Items from a dataset:

-- start --

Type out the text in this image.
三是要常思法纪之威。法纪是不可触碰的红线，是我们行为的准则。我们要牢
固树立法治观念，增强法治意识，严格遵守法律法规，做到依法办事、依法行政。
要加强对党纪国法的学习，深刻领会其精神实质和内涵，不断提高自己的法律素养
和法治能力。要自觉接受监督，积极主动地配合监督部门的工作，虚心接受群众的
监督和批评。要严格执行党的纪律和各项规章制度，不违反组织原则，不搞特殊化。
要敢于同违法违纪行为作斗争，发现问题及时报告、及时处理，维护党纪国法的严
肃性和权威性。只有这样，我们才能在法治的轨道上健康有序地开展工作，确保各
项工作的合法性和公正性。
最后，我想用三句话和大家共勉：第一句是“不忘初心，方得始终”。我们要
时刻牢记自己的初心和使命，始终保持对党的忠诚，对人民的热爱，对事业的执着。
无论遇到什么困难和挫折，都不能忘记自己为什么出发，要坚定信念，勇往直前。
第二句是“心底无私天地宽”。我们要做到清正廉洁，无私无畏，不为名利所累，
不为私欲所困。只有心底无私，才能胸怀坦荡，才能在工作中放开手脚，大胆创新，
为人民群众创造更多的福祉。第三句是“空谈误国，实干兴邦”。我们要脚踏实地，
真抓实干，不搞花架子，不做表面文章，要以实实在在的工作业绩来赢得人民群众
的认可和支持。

-- end --

Extract each entry in full, exactly as given.

RESPONSE TO THIS TASK:
Type out the text in this image.
三是要常思法纪之威。法纪是不可触碰的红线，是我们行为的准则。我们要牢
固树立法治观念，增强法治意识，严格遵守法律法规，做到依法办事、依法行政。
要加强对党纪国法的学习，深刻领会其精神实质和内涵，不断提高自己的法律素养
和法治能力。要自觉接受监督，积极主动地配合监督部门的工作，虚心接受群众的
监督和批评。要严格执行党的纪律和各项规章制度，不违反组织原则，不搞特殊化。
要敢于同违法违纪行为作斗争，发现问题及时报告、及时处理，维护党纪国法的严
肃性和权威性。只有这样，我们才能在法治的轨道上健康有序地开展工作，确保各
项工作的合法性和公正性。
最后，我想用三句话和大家共勉：第一句是“不忘初心，方得始终”。我们要
时刻牢记自己的初心和使命，始终保持对党的忠诚，对人民的热爱，对事业的执着。
无论遇到什么困难和挫折，都不能忘记自己为什么出发，要坚定信念，勇往直前。
第二句是“心底无私天地宽”。我们要做到清正廉洁，无私无畏，不为名利所累，
不为私欲所困。只有心底无私，才能胸怀坦荡，才能在工作中放开手脚，大胆创新，
为人民群众创造更多的福祉。第三句是“空谈误国，实干兴邦”。我们要脚踏实地，
真抓实干，不搞花架子，不做表面文章，要以实实在在的工作业绩来赢得人民群众
的认可和支持。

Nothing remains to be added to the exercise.